La elaboración de programas para la formación, sensibilización e información (deliberación y comunicación) de los ciudadanos y ciudadanas referidos a su derecho de participación en la gestión pública, son algunos de los aspectos de la educación para la participación de modo que se pueda ejercer una implicación integral de la ciudadanía como resultado de la acción pública para garantizar dicho derecho. La rendición de cuentas a la ciudadanía como un proceso permanente que promueva de manera fácil y transparente la interlocución y evaluación de la gestión pública de acuerdo con los múltiples intereses sociales, es un derecho en que se sustenta el adecuado funcionamiento de la democracia, que garantiza el principio de trasparencia del proceso,  y al mismo tiempo verifica la efectividad, eficiencia y ecuanimidad de la acción pública. Como en el caso de Chile, la participación ciudadana en el ámbito municipal a través de los presupuestos participativos, fue un mecanismo muy expandido, siendo la necesidad de transparentar la gestión de gobierno la principal motivación de los municipios para implementarlo ante la influencia ciudadana por incidir en las decisiones relacionadas con los recursos públicos. Si bien la proporción de recursos en el presupuesto es baja, su existencia habilita canales de deliberación colectiva, propiciando aprendizaje en el uso y control de los rubros así como promueve la presión por ampliarlos en la medida que su gestión otorgue credibilidad en el nivel local (Gonnet, 2009: 103-104).

 

Estos mecanismos podrán regirse, a su vez, por un marco normativo que asegure, por un lado, la legitimidad democrática de la acción pública con la participación ciudadana y, por el otro, la calidad técnica de la acción para el beneficio general. Es por ello que la participación ciudadana, en el marco de la transformación del Estado, no puede sino formularse como una circularidad entre el proceso por el cual las acciones colectivas de la sociedad civil organizada inciden en la democratización del Estado y su burocracia, así como el resultado institucionalizado de dichas acciones impactan en la gestión pública para que ofrezca con eficiencia y equidad, condiciones de crecimiento económico y bienestar social, es decir, de desarrollo con equidad.

Contenido de datos
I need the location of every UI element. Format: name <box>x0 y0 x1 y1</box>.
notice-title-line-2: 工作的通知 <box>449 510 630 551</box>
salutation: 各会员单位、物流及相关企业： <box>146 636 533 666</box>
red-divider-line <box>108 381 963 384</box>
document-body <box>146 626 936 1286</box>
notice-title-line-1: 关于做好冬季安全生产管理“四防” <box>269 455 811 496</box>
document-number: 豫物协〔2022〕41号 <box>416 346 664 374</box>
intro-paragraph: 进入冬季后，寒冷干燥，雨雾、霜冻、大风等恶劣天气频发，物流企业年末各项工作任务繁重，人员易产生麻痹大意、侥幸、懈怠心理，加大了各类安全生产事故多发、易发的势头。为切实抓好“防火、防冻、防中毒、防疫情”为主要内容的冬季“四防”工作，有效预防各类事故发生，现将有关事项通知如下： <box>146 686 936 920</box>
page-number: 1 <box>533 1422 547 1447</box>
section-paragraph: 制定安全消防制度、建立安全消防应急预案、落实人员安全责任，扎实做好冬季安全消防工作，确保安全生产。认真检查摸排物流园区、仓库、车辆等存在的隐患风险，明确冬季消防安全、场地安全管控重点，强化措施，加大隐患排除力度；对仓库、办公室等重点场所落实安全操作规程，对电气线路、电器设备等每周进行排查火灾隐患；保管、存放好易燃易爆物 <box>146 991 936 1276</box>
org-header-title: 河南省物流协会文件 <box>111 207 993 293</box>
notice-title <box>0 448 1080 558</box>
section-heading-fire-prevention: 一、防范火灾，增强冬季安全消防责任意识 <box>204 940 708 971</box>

Objetivo A
Escribe sin ningún cambio el pasaje del texto sobre participación ciudadana que comienza con "Estos mecanismos podrán" y sigue hasta "desarrollo con equidad.".
Objetivo B
Prosigue el texto sobre participación ciudadana a partir de su última oración.

Resultado del ejercicio A
Estos mecanismos podrán regirse, a su vez, por un marco normativo que asegure, por un lado, la legitimidad democrática de la acción pública con la participación ciudadana y, por el otro, la calidad técnica de la acción para el beneficio general. Es por ello que la participación ciudadana, en el marco de la transformación del Estado, no puede sino formularse como una circularidad entre el proceso por el cual las acciones colectivas de la sociedad civil organizada inciden en la democratización del Estado y su burocracia, así como el resultado institucionalizado de dichas acciones impactan en la gestión pública para que ofrezca con eficiencia y equidad, condiciones de crecimiento económico y bienestar social, es decir, de desarrollo con equidad.

Resultado del ejercicio B
 

3. PARTICIPACIÓN COMO DEMOCRATIZACIÓN: LA REDUCCIÓN DE LAS DESIGUALDADES SOCIALES.

 

Las desigualdades sociales se basan en la institucionalización de la distribución asimétrica de los recursos y las oportunidades así como en la baja permeabilidad en el Estado de los principios de justicia distributiva, los que, según John Rawls, sustentan éticamente los Estados de bienestar (Rawls, 2003). En términos históricos, cuando la sociedad está marcada por desigualdades pronunciadas de larga data, se favorece una relación entre Estado y sociedad fundada en el clientelismo. Lo que constituyen derechos universales se vuelven favores a cambio de lealtad política. Más crítico se vuelve el problema cuando la economía está marcada por un Estado en repliegue, con baja capacidad de regulación y de arbitraje, haciendo que lo que constituyen derechos sociales se vuelven servicios dispuestos a la mercantilización.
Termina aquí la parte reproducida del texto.